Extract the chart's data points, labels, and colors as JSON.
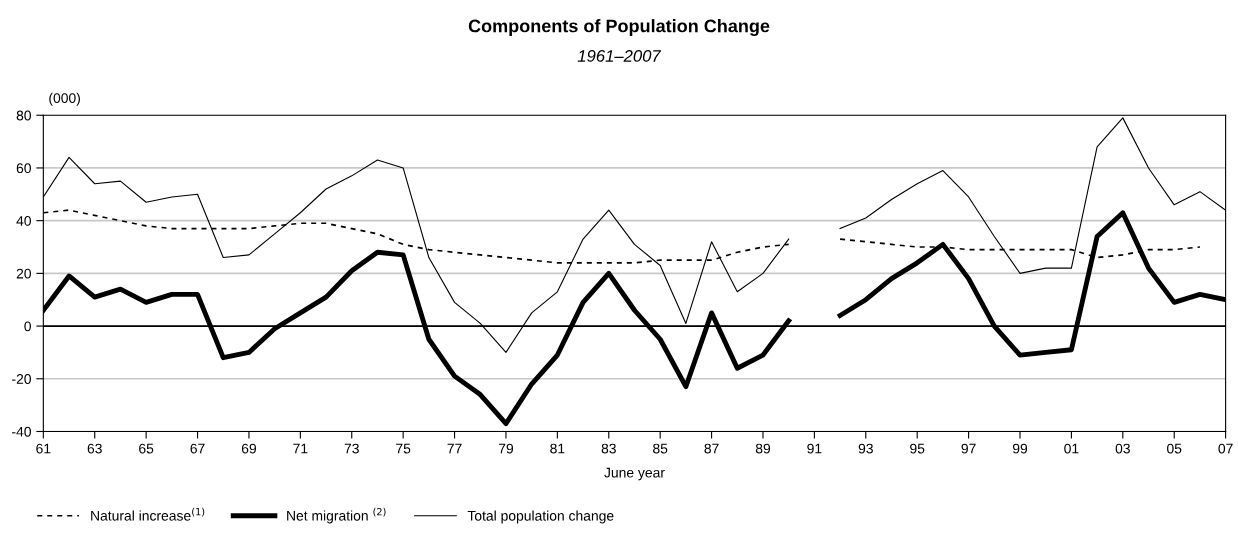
{
  "chart_data": {
    "type": "line",
    "title": "Components of Population Change",
    "subtitle": "1961–2007",
    "xlabel": "June year",
    "ylabel": "(000)",
    "x": [
      1961,
      1962,
      1963,
      1964,
      1965,
      1966,
      1967,
      1968,
      1969,
      1970,
      1971,
      1972,
      1973,
      1974,
      1975,
      1976,
      1977,
      1978,
      1979,
      1980,
      1981,
      1982,
      1983,
      1984,
      1985,
      1986,
      1987,
      1988,
      1989,
      1990,
      1991,
      1992,
      1993,
      1994,
      1995,
      1996,
      1997,
      1998,
      1999,
      2000,
      2001,
      2002,
      2003,
      2004,
      2005,
      2006,
      2007
    ],
    "series": [
      {
        "name": "Natural increase$^{(1)}$",
        "color": "#000000",
        "line_style": "dashed",
        "values": [
          43,
          44,
          42,
          40,
          38,
          37,
          37,
          37,
          37,
          38,
          39,
          39,
          37,
          35,
          31,
          29,
          28,
          27,
          26,
          25,
          24,
          24,
          24,
          24,
          25,
          25,
          25,
          28,
          30,
          31,
          null,
          33,
          32,
          31,
          30,
          30,
          29,
          29,
          29,
          29,
          29,
          26,
          27,
          29,
          29,
          30,
          null
        ]
      },
      {
        "name": "Net migration $^{(2)}$",
        "color": "#000000",
        "line_style": "solid",
        "values": [
          6,
          19,
          11,
          14,
          9,
          12,
          12,
          -12,
          -10,
          -1,
          5,
          11,
          21,
          28,
          27,
          -5,
          -19,
          -26,
          -37,
          -22,
          -11,
          9,
          20,
          6,
          -5,
          -23,
          5,
          -16,
          -11,
          2,
          null,
          4,
          10,
          18,
          24,
          31,
          18,
          0,
          -11,
          -10,
          -9,
          34,
          43,
          22,
          9,
          12,
          10
        ]
      },
      {
        "name": "Total population change",
        "color": "#000000",
        "line_style": "solid",
        "values": [
          49,
          64,
          54,
          55,
          47,
          49,
          50,
          26,
          27,
          35,
          43,
          52,
          57,
          63,
          60,
          26,
          9,
          1,
          -10,
          5,
          13,
          33,
          44,
          31,
          23,
          1,
          32,
          13,
          20,
          33,
          null,
          37,
          41,
          48,
          54,
          59,
          49,
          34,
          20,
          22,
          22,
          68,
          79,
          60,
          46,
          51,
          44
        ]
      }
    ],
    "xlim": [
      1961,
      2007
    ],
    "xticks": [
      {
        "value": 1961,
        "label": "61"
      },
      {
        "value": 1963,
        "label": "63"
      },
      {
        "value": 1965,
        "label": "65"
      },
      {
        "value": 1967,
        "label": "67"
      },
      {
        "value": 1969,
        "label": "69"
      },
      {
        "value": 1971,
        "label": "71"
      },
      {
        "value": 1973,
        "label": "73"
      },
      {
        "value": 1975,
        "label": "75"
      },
      {
        "value": 1977,
        "label": "77"
      },
      {
        "value": 1979,
        "label": "79"
      },
      {
        "value": 1981,
        "label": "81"
      },
      {
        "value": 1983,
        "label": "83"
      },
      {
        "value": 1985,
        "label": "85"
      },
      {
        "value": 1987,
        "label": "87"
      },
      {
        "value": 1989,
        "label": "89"
      },
      {
        "value": 1991,
        "label": "91"
      },
      {
        "value": 1993,
        "label": "93"
      },
      {
        "value": 1995,
        "label": "95"
      },
      {
        "value": 1997,
        "label": "97"
      },
      {
        "value": 1999,
        "label": "99"
      },
      {
        "value": 2001,
        "label": "01"
      },
      {
        "value": 2003,
        "label": "03"
      },
      {
        "value": 2005,
        "label": "05"
      },
      {
        "value": 2007,
        "label": "07"
      }
    ],
    "ylim": [
      -40,
      80
    ],
    "yticks": [
      -40,
      -20,
      0,
      20,
      40,
      60,
      80
    ],
    "ref_lines": [
      {
        "axis": "y",
        "value": 0,
        "color": "#000000"
      }
    ],
    "grid": "y",
    "legend": "bottom left",
    "marker": "none"
  }
}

TASK TO COMPLETE: Restate the data above word for word. Skip every picture.

OUTPUT OF THE TASK:
Extract the chart's data points, labels, and colors as JSON.
{
  "chart_data": {
    "type": "line",
    "title": "Components of Population Change",
    "subtitle": "1961–2007",
    "xlabel": "June year",
    "ylabel": "(000)",
    "x": [
      1961,
      1962,
      1963,
      1964,
      1965,
      1966,
      1967,
      1968,
      1969,
      1970,
      1971,
      1972,
      1973,
      1974,
      1975,
      1976,
      1977,
      1978,
      1979,
      1980,
      1981,
      1982,
      1983,
      1984,
      1985,
      1986,
      1987,
      1988,
      1989,
      1990,
      1991,
      1992,
      1993,
      1994,
      1995,
      1996,
      1997,
      1998,
      1999,
      2000,
      2001,
      2002,
      2003,
      2004,
      2005,
      2006,
      2007
    ],
    "series": [
      {
        "name": "Natural increase$^{(1)}$",
        "color": "#000000",
        "line_style": "dashed",
        "values": [
          43,
          44,
          42,
          40,
          38,
          37,
          37,
          37,
          37,
          38,
          39,
          39,
          37,
          35,
          31,
          29,
          28,
          27,
          26,
          25,
          24,
          24,
          24,
          24,
          25,
          25,
          25,
          28,
          30,
          31,
          null,
          33,
          32,
          31,
          30,
          30,
          29,
          29,
          29,
          29,
          29,
          26,
          27,
          29,
          29,
          30,
          null
        ]
      },
      {
        "name": "Net migration $^{(2)}$",
        "color": "#000000",
        "line_style": "solid",
        "values": [
          6,
          19,
          11,
          14,
          9,
          12,
          12,
          -12,
          -10,
          -1,
          5,
          11,
          21,
          28,
          27,
          -5,
          -19,
          -26,
          -37,
          -22,
          -11,
          9,
          20,
          6,
          -5,
          -23,
          5,
          -16,
          -11,
          2,
          null,
          4,
          10,
          18,
          24,
          31,
          18,
          0,
          -11,
          -10,
          -9,
          34,
          43,
          22,
          9,
          12,
          10
        ]
      },
      {
        "name": "Total population change",
        "color": "#000000",
        "line_style": "solid",
        "values": [
          49,
          64,
          54,
          55,
          47,
          49,
          50,
          26,
          27,
          35,
          43,
          52,
          57,
          63,
          60,
          26,
          9,
          1,
          -10,
          5,
          13,
          33,
          44,
          31,
          23,
          1,
          32,
          13,
          20,
          33,
          null,
          37,
          41,
          48,
          54,
          59,
          49,
          34,
          20,
          22,
          22,
          68,
          79,
          60,
          46,
          51,
          44
        ]
      }
    ],
    "xlim": [
      1961,
      2007
    ],
    "xticks": [
      {
        "value": 1961,
        "label": "61"
      },
      {
        "value": 1963,
        "label": "63"
      },
      {
        "value": 1965,
        "label": "65"
      },
      {
        "value": 1967,
        "label": "67"
      },
      {
        "value": 1969,
        "label": "69"
      },
      {
        "value": 1971,
        "label": "71"
      },
      {
        "value": 1973,
        "label": "73"
      },
      {
        "value": 1975,
        "label": "75"
      },
      {
        "value": 1977,
        "label": "77"
      },
      {
        "value": 1979,
        "label": "79"
      },
      {
        "value": 1981,
        "label": "81"
      },
      {
        "value": 1983,
        "label": "83"
      },
      {
        "value": 1985,
        "label": "85"
      },
      {
        "value": 1987,
        "label": "87"
      },
      {
        "value": 1989,
        "label": "89"
      },
      {
        "value": 1991,
        "label": "91"
      },
      {
        "value": 1993,
        "label": "93"
      },
      {
        "value": 1995,
        "label": "95"
      },
      {
        "value": 1997,
        "label": "97"
      },
      {
        "value": 1999,
        "label": "99"
      },
      {
        "value": 2001,
        "label": "01"
      },
      {
        "value": 2003,
        "label": "03"
      },
      {
        "value": 2005,
        "label": "05"
      },
      {
        "value": 2007,
        "label": "07"
      }
    ],
    "ylim": [
      -40,
      80
    ],
    "yticks": [
      -40,
      -20,
      0,
      20,
      40,
      60,
      80
    ],
    "ref_lines": [
      {
        "axis": "y",
        "value": 0,
        "color": "#000000"
      }
    ],
    "grid": "y",
    "legend": "bottom left",
    "marker": "none"
  }
}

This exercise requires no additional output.